## [Required task]
Reproduce the material below, switching every "segment-value" to "segment-label" and leaving everything else untouched.

── Excerpted records ──

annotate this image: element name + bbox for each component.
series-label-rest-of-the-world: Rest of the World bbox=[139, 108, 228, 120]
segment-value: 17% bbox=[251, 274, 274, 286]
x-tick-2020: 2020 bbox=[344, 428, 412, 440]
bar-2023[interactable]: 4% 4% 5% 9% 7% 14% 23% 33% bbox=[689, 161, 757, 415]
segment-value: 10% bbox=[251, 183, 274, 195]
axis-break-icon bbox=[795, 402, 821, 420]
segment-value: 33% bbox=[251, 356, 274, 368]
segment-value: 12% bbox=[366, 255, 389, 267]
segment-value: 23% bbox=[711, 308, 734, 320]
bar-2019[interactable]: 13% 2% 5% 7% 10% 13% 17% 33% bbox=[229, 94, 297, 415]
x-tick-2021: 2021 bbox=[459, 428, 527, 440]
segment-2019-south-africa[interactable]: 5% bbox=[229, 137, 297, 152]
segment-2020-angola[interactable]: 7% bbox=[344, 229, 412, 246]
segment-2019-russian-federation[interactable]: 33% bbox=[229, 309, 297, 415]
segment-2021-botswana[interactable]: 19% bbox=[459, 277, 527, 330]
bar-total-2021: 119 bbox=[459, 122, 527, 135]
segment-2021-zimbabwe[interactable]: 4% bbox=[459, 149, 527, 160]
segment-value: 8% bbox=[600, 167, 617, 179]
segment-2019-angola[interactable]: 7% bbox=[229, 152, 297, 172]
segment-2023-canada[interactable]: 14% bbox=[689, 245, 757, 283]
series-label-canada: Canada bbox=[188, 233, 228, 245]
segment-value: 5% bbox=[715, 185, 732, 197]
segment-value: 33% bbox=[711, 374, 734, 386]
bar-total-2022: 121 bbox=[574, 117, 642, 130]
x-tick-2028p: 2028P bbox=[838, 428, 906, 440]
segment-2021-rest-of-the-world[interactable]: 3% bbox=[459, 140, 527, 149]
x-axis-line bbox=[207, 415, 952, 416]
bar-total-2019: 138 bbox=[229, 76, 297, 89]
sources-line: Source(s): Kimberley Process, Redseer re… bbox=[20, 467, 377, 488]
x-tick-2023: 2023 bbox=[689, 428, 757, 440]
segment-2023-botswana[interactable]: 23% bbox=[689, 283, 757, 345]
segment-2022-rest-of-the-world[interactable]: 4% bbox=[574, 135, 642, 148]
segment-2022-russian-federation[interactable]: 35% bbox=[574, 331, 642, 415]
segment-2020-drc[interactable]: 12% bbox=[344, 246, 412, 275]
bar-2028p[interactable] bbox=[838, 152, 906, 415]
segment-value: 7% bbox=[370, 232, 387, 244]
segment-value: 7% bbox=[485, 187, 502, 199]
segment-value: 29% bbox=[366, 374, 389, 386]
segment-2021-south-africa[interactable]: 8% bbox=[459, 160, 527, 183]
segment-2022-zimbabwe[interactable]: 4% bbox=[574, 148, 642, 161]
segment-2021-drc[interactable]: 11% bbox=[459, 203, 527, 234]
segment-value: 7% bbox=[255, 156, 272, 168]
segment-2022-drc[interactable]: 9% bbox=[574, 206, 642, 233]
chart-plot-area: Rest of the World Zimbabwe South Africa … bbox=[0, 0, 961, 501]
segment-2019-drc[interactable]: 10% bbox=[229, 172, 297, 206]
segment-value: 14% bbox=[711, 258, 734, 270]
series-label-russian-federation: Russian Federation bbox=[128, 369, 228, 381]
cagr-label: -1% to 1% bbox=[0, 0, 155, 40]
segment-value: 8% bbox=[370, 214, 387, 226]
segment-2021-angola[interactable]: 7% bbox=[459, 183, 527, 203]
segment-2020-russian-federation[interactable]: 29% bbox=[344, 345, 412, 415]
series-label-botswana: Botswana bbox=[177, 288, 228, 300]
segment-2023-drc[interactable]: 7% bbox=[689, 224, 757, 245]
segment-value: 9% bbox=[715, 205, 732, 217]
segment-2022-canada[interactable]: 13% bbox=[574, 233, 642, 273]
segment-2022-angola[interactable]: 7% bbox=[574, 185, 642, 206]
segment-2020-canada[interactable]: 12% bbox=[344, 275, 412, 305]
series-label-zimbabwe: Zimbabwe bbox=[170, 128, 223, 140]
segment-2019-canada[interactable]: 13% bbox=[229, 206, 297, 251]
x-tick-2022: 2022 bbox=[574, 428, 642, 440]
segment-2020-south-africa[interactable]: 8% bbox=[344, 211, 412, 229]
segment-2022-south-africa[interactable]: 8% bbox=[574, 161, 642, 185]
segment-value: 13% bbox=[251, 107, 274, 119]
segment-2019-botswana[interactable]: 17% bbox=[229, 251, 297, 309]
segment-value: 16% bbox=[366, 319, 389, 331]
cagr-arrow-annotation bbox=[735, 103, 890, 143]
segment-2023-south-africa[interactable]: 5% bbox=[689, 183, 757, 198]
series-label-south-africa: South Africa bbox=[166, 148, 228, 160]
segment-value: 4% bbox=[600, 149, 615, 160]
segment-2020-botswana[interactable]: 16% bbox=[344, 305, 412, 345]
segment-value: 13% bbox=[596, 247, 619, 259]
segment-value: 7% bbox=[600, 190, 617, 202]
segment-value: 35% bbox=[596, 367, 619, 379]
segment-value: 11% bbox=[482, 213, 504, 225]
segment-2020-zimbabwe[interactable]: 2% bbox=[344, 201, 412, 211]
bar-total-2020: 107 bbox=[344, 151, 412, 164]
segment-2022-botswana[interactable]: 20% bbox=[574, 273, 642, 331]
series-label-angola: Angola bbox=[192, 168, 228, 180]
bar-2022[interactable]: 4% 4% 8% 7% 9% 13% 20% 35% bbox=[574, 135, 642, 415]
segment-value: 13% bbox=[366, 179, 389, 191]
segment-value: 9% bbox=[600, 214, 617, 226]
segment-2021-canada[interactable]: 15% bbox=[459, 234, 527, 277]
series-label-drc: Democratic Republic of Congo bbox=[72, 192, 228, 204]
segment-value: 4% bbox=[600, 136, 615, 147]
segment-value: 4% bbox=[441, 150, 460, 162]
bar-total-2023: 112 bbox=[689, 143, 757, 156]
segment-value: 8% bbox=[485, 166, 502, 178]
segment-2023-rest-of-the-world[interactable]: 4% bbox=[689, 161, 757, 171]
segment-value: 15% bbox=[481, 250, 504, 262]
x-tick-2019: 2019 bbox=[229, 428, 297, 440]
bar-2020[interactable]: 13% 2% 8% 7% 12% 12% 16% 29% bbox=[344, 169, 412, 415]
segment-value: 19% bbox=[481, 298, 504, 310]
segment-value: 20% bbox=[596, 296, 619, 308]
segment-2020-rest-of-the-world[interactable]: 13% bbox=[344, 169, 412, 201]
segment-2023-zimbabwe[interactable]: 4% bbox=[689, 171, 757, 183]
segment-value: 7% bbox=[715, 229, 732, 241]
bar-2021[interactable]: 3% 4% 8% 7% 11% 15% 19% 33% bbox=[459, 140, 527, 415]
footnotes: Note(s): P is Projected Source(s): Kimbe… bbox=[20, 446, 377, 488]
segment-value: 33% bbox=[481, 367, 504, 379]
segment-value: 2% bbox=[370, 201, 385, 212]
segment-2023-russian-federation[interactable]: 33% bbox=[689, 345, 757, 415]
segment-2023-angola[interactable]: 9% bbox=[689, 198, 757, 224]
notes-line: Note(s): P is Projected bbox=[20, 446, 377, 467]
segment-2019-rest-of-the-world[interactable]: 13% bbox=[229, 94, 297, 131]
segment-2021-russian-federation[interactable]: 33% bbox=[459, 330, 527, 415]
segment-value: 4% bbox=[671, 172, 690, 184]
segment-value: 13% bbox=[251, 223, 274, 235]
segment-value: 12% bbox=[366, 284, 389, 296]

───

## [Solution to this exercise]
annotate this image: element name + bbox for each component.
series-label-rest-of-the-world: Rest of the World bbox=[139, 108, 228, 120]
segment-label: 17% bbox=[251, 274, 274, 286]
x-tick-2020: 2020 bbox=[344, 428, 412, 440]
bar-2023[interactable]: 4% 4% 5% 9% 7% 14% 23% 33% bbox=[689, 161, 757, 415]
segment-label: 10% bbox=[251, 183, 274, 195]
axis-break-icon bbox=[795, 402, 821, 420]
segment-label: 33% bbox=[251, 356, 274, 368]
segment-label: 12% bbox=[366, 255, 389, 267]
segment-label: 23% bbox=[711, 308, 734, 320]
bar-2019[interactable]: 13% 2% 5% 7% 10% 13% 17% 33% bbox=[229, 94, 297, 415]
x-tick-2021: 2021 bbox=[459, 428, 527, 440]
segment-2019-south-africa[interactable]: 5% bbox=[229, 137, 297, 152]
segment-2020-angola[interactable]: 7% bbox=[344, 229, 412, 246]
segment-2019-russian-federation[interactable]: 33% bbox=[229, 309, 297, 415]
segment-2021-botswana[interactable]: 19% bbox=[459, 277, 527, 330]
bar-total-2021: 119 bbox=[459, 122, 527, 135]
segment-2021-zimbabwe[interactable]: 4% bbox=[459, 149, 527, 160]
segment-label: 8% bbox=[600, 167, 617, 179]
segment-2019-angola[interactable]: 7% bbox=[229, 152, 297, 172]
segment-2023-canada[interactable]: 14% bbox=[689, 245, 757, 283]
series-label-canada: Canada bbox=[188, 233, 228, 245]
segment-label: 5% bbox=[715, 185, 732, 197]
segment-label: 33% bbox=[711, 374, 734, 386]
bar-total-2022: 121 bbox=[574, 117, 642, 130]
x-tick-2028p: 2028P bbox=[838, 428, 906, 440]
segment-2021-rest-of-the-world[interactable]: 3% bbox=[459, 140, 527, 149]
x-axis-line bbox=[207, 415, 952, 416]
bar-total-2019: 138 bbox=[229, 76, 297, 89]
sources-line: Source(s): Kimberley Process, Redseer re… bbox=[20, 467, 377, 488]
x-tick-2023: 2023 bbox=[689, 428, 757, 440]
segment-2023-botswana[interactable]: 23% bbox=[689, 283, 757, 345]
segment-2022-rest-of-the-world[interactable]: 4% bbox=[574, 135, 642, 148]
segment-2022-russian-federation[interactable]: 35% bbox=[574, 331, 642, 415]
segment-2020-drc[interactable]: 12% bbox=[344, 246, 412, 275]
bar-2028p[interactable] bbox=[838, 152, 906, 415]
segment-label: 7% bbox=[370, 232, 387, 244]
segment-label: 7% bbox=[485, 187, 502, 199]
segment-label: 29% bbox=[366, 374, 389, 386]
segment-2021-south-africa[interactable]: 8% bbox=[459, 160, 527, 183]
segment-2022-zimbabwe[interactable]: 4% bbox=[574, 148, 642, 161]
segment-2021-drc[interactable]: 11% bbox=[459, 203, 527, 234]
segment-label: 7% bbox=[255, 156, 272, 168]
segment-2022-drc[interactable]: 9% bbox=[574, 206, 642, 233]
chart-plot-area: Rest of the World Zimbabwe South Africa … bbox=[0, 0, 961, 501]
segment-2019-drc[interactable]: 10% bbox=[229, 172, 297, 206]
segment-label: 14% bbox=[711, 258, 734, 270]
series-label-russian-federation: Russian Federation bbox=[128, 369, 228, 381]
cagr-label: -1% to 1% bbox=[0, 0, 155, 40]
segment-label: 8% bbox=[370, 214, 387, 226]
segment-2021-angola[interactable]: 7% bbox=[459, 183, 527, 203]
segment-2020-russian-federation[interactable]: 29% bbox=[344, 345, 412, 415]
series-label-botswana: Botswana bbox=[177, 288, 228, 300]
segment-2023-drc[interactable]: 7% bbox=[689, 224, 757, 245]
segment-label: 9% bbox=[715, 205, 732, 217]
segment-2022-canada[interactable]: 13% bbox=[574, 233, 642, 273]
segment-2022-angola[interactable]: 7% bbox=[574, 185, 642, 206]
segment-2020-canada[interactable]: 12% bbox=[344, 275, 412, 305]
series-label-zimbabwe: Zimbabwe bbox=[170, 128, 223, 140]
segment-2019-canada[interactable]: 13% bbox=[229, 206, 297, 251]
x-tick-2022: 2022 bbox=[574, 428, 642, 440]
segment-2020-south-africa[interactable]: 8% bbox=[344, 211, 412, 229]
segment-2022-south-africa[interactable]: 8% bbox=[574, 161, 642, 185]
segment-label: 13% bbox=[251, 107, 274, 119]
segment-2019-botswana[interactable]: 17% bbox=[229, 251, 297, 309]
segment-label: 16% bbox=[366, 319, 389, 331]
cagr-arrow-annotation bbox=[735, 103, 890, 143]
segment-2023-south-africa[interactable]: 5% bbox=[689, 183, 757, 198]
series-label-south-africa: South Africa bbox=[166, 148, 228, 160]
segment-label: 4% bbox=[600, 149, 615, 160]
segment-2020-botswana[interactable]: 16% bbox=[344, 305, 412, 345]
segment-label: 13% bbox=[596, 247, 619, 259]
segment-label: 7% bbox=[600, 190, 617, 202]
segment-label: 35% bbox=[596, 367, 619, 379]
segment-label: 11% bbox=[482, 213, 504, 225]
segment-2020-zimbabwe[interactable]: 2% bbox=[344, 201, 412, 211]
bar-total-2020: 107 bbox=[344, 151, 412, 164]
segment-2022-botswana[interactable]: 20% bbox=[574, 273, 642, 331]
series-label-angola: Angola bbox=[192, 168, 228, 180]
bar-2022[interactable]: 4% 4% 8% 7% 9% 13% 20% 35% bbox=[574, 135, 642, 415]
segment-label: 13% bbox=[366, 179, 389, 191]
segment-label: 9% bbox=[600, 214, 617, 226]
segment-2021-canada[interactable]: 15% bbox=[459, 234, 527, 277]
series-label-drc: Democratic Republic of Congo bbox=[72, 192, 228, 204]
segment-label: 4% bbox=[600, 136, 615, 147]
segment-label: 4% bbox=[441, 150, 460, 162]
bar-total-2023: 112 bbox=[689, 143, 757, 156]
segment-label: 8% bbox=[485, 166, 502, 178]
segment-2023-rest-of-the-world[interactable]: 4% bbox=[689, 161, 757, 171]
segment-label: 15% bbox=[481, 250, 504, 262]
x-tick-2019: 2019 bbox=[229, 428, 297, 440]
bar-2020[interactable]: 13% 2% 8% 7% 12% 12% 16% 29% bbox=[344, 169, 412, 415]
segment-label: 19% bbox=[481, 298, 504, 310]
segment-label: 20% bbox=[596, 296, 619, 308]
segment-2020-rest-of-the-world[interactable]: 13% bbox=[344, 169, 412, 201]
segment-2023-zimbabwe[interactable]: 4% bbox=[689, 171, 757, 183]
segment-label: 7% bbox=[715, 229, 732, 241]
bar-2021[interactable]: 3% 4% 8% 7% 11% 15% 19% 33% bbox=[459, 140, 527, 415]
footnotes: Note(s): P is Projected Source(s): Kimbe… bbox=[20, 446, 377, 488]
segment-label: 33% bbox=[481, 367, 504, 379]
segment-label: 2% bbox=[370, 201, 385, 212]
segment-2023-russian-federation[interactable]: 33% bbox=[689, 345, 757, 415]
segment-2023-angola[interactable]: 9% bbox=[689, 198, 757, 224]
notes-line: Note(s): P is Projected bbox=[20, 446, 377, 467]
segment-2019-rest-of-the-world[interactable]: 13% bbox=[229, 94, 297, 131]
segment-2021-russian-federation[interactable]: 33% bbox=[459, 330, 527, 415]
segment-label: 4% bbox=[671, 172, 690, 184]
segment-label: 13% bbox=[251, 223, 274, 235]
segment-label: 12% bbox=[366, 284, 389, 296]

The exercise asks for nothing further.